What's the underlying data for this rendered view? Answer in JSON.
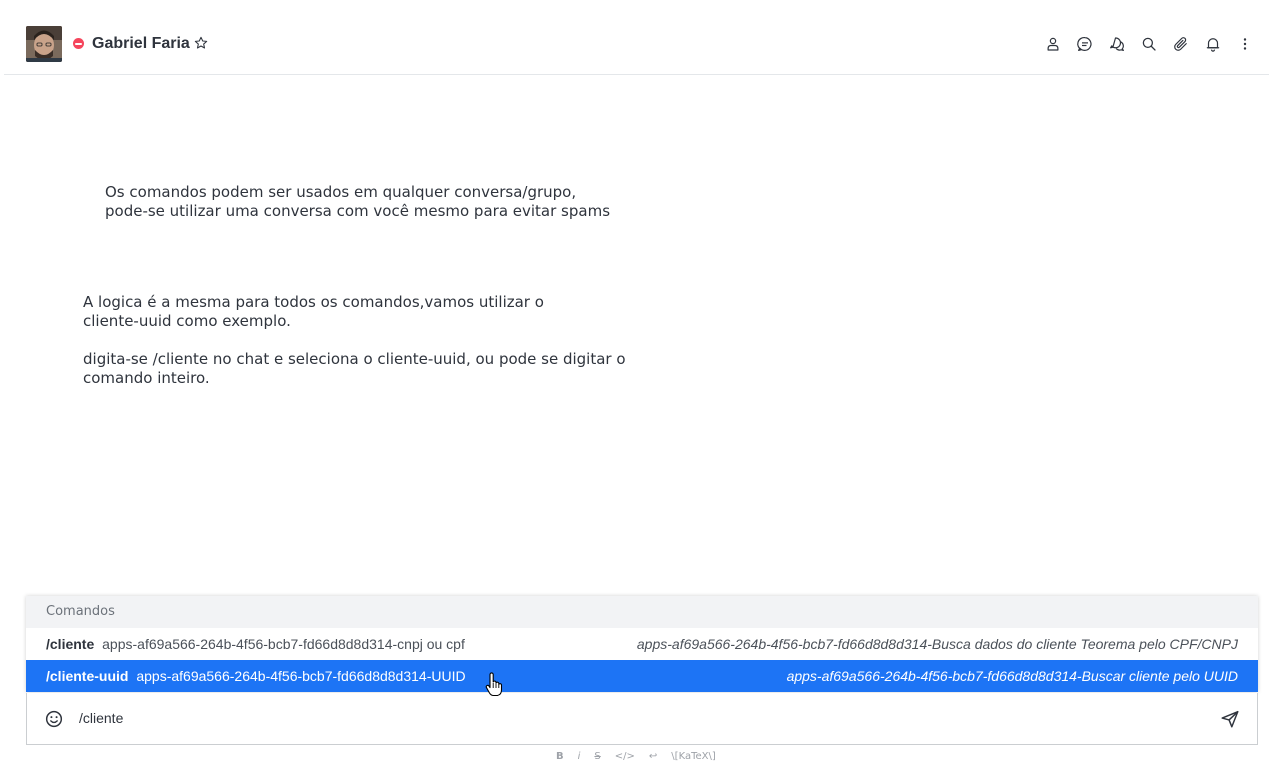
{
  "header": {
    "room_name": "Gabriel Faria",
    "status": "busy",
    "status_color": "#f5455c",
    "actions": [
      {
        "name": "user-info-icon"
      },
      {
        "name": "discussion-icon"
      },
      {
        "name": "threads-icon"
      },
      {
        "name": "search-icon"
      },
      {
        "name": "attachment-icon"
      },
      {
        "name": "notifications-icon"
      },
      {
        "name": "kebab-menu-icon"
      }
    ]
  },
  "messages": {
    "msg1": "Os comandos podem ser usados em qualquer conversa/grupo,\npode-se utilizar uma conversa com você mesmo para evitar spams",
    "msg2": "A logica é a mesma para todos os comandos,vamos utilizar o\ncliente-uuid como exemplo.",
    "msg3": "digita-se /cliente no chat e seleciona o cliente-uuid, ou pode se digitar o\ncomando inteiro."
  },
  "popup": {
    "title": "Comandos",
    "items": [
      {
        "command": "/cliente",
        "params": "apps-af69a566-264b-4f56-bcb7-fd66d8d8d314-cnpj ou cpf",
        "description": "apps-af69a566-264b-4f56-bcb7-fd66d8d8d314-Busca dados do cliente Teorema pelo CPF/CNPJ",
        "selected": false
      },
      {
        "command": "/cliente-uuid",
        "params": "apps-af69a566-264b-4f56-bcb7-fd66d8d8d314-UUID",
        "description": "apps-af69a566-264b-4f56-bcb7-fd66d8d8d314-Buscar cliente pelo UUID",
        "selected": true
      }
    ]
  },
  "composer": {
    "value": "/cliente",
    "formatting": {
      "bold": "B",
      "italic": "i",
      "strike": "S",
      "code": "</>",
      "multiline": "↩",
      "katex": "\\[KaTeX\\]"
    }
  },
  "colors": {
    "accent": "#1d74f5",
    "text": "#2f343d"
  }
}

########################################

Repeat the data exactly, excluding the pictures.

What's the underlying data for this rendered view? Answer in JSON.
{
  "header": {
    "room_name": "Gabriel Faria",
    "status": "busy",
    "status_color": "#f5455c",
    "actions": [
      {
        "name": "user-info-icon"
      },
      {
        "name": "discussion-icon"
      },
      {
        "name": "threads-icon"
      },
      {
        "name": "search-icon"
      },
      {
        "name": "attachment-icon"
      },
      {
        "name": "notifications-icon"
      },
      {
        "name": "kebab-menu-icon"
      }
    ]
  },
  "messages": {
    "msg1": "Os comandos podem ser usados em qualquer conversa/grupo,\npode-se utilizar uma conversa com você mesmo para evitar spams",
    "msg2": "A logica é a mesma para todos os comandos,vamos utilizar o\ncliente-uuid como exemplo.",
    "msg3": "digita-se /cliente no chat e seleciona o cliente-uuid, ou pode se digitar o\ncomando inteiro."
  },
  "popup": {
    "title": "Comandos",
    "items": [
      {
        "command": "/cliente",
        "params": "apps-af69a566-264b-4f56-bcb7-fd66d8d8d314-cnpj ou cpf",
        "description": "apps-af69a566-264b-4f56-bcb7-fd66d8d8d314-Busca dados do cliente Teorema pelo CPF/CNPJ",
        "selected": false
      },
      {
        "command": "/cliente-uuid",
        "params": "apps-af69a566-264b-4f56-bcb7-fd66d8d8d314-UUID",
        "description": "apps-af69a566-264b-4f56-bcb7-fd66d8d8d314-Buscar cliente pelo UUID",
        "selected": true
      }
    ]
  },
  "composer": {
    "value": "/cliente",
    "formatting": {
      "bold": "B",
      "italic": "i",
      "strike": "S",
      "code": "</>",
      "multiline": "↩",
      "katex": "\\[KaTeX\\]"
    }
  },
  "colors": {
    "accent": "#1d74f5",
    "text": "#2f343d"
  }
}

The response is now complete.